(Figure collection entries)
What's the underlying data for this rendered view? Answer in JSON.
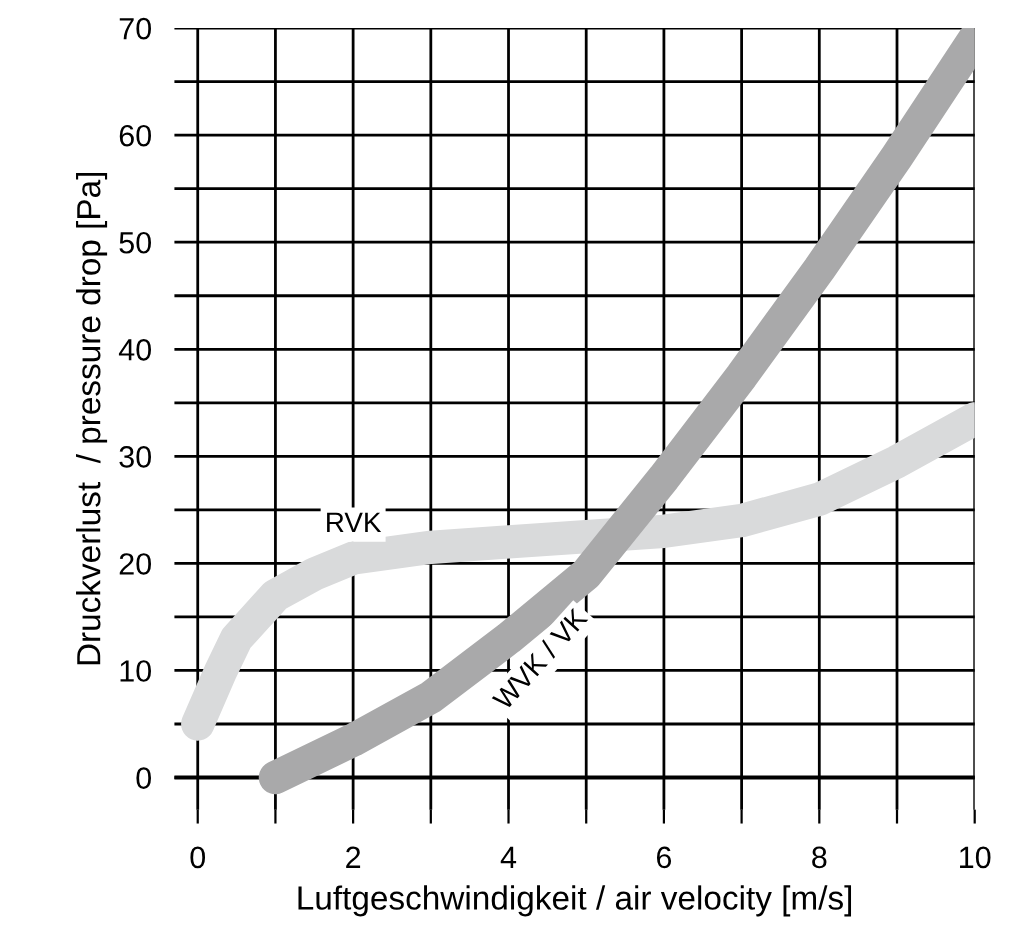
{
  "chart_data": {
    "type": "line",
    "xlabel": "Luftgeschwindigkeit / air velocity [m/s]",
    "ylabel": "Druckverlust  / pressure drop [Pa]",
    "series": [
      {
        "name": "RVK",
        "color": "#d9dadb",
        "x": [
          0,
          0.3,
          0.5,
          1,
          1.5,
          2,
          3,
          4,
          5,
          6,
          7,
          8,
          9,
          10
        ],
        "values": [
          5,
          10,
          13,
          17,
          19,
          20.5,
          21.5,
          22,
          22.5,
          23,
          24,
          26,
          29.5,
          33.5
        ]
      },
      {
        "name": "WVK / VK",
        "color": "#a9a9aa",
        "x": [
          1,
          2,
          3,
          4,
          5,
          6,
          7,
          8,
          9,
          10
        ],
        "values": [
          0,
          3.5,
          7.5,
          13,
          19,
          28,
          37.5,
          47.5,
          58,
          69
        ]
      }
    ],
    "xlim": [
      -0.3,
      10
    ],
    "ylim": [
      -3,
      70
    ],
    "xticks": [
      0,
      {
        "value": 1,
        "label": null
      },
      2,
      {
        "value": 3,
        "label": null
      },
      4,
      {
        "value": 5,
        "label": null
      },
      6,
      {
        "value": 7,
        "label": null
      },
      8,
      {
        "value": 9,
        "label": null
      },
      10
    ],
    "yticks": [
      0,
      {
        "value": 5,
        "label": null
      },
      10,
      {
        "value": 15,
        "label": null
      },
      20,
      {
        "value": 25,
        "label": null
      },
      30,
      {
        "value": 35,
        "label": null
      },
      40,
      {
        "value": 45,
        "label": null
      },
      50,
      {
        "value": 55,
        "label": null
      },
      60,
      {
        "value": 65,
        "label": null
      },
      70
    ],
    "grid": true
  }
}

## Do this:
Retype all entries exactly as they appear, dropping the images.

## Written solution:
What's the underlying data for this rendered view? Answer in JSON.
{
  "chart_data": {
    "type": "line",
    "xlabel": "Luftgeschwindigkeit / air velocity [m/s]",
    "ylabel": "Druckverlust  / pressure drop [Pa]",
    "series": [
      {
        "name": "RVK",
        "color": "#d9dadb",
        "x": [
          0,
          0.3,
          0.5,
          1,
          1.5,
          2,
          3,
          4,
          5,
          6,
          7,
          8,
          9,
          10
        ],
        "values": [
          5,
          10,
          13,
          17,
          19,
          20.5,
          21.5,
          22,
          22.5,
          23,
          24,
          26,
          29.5,
          33.5
        ]
      },
      {
        "name": "WVK / VK",
        "color": "#a9a9aa",
        "x": [
          1,
          2,
          3,
          4,
          5,
          6,
          7,
          8,
          9,
          10
        ],
        "values": [
          0,
          3.5,
          7.5,
          13,
          19,
          28,
          37.5,
          47.5,
          58,
          69
        ]
      }
    ],
    "xlim": [
      -0.3,
      10
    ],
    "ylim": [
      -3,
      70
    ],
    "xticks": [
      0,
      {
        "value": 1,
        "label": null
      },
      2,
      {
        "value": 3,
        "label": null
      },
      4,
      {
        "value": 5,
        "label": null
      },
      6,
      {
        "value": 7,
        "label": null
      },
      8,
      {
        "value": 9,
        "label": null
      },
      10
    ],
    "yticks": [
      0,
      {
        "value": 5,
        "label": null
      },
      10,
      {
        "value": 15,
        "label": null
      },
      20,
      {
        "value": 25,
        "label": null
      },
      30,
      {
        "value": 35,
        "label": null
      },
      40,
      {
        "value": 45,
        "label": null
      },
      50,
      {
        "value": 55,
        "label": null
      },
      60,
      {
        "value": 65,
        "label": null
      },
      70
    ],
    "grid": true
  }
}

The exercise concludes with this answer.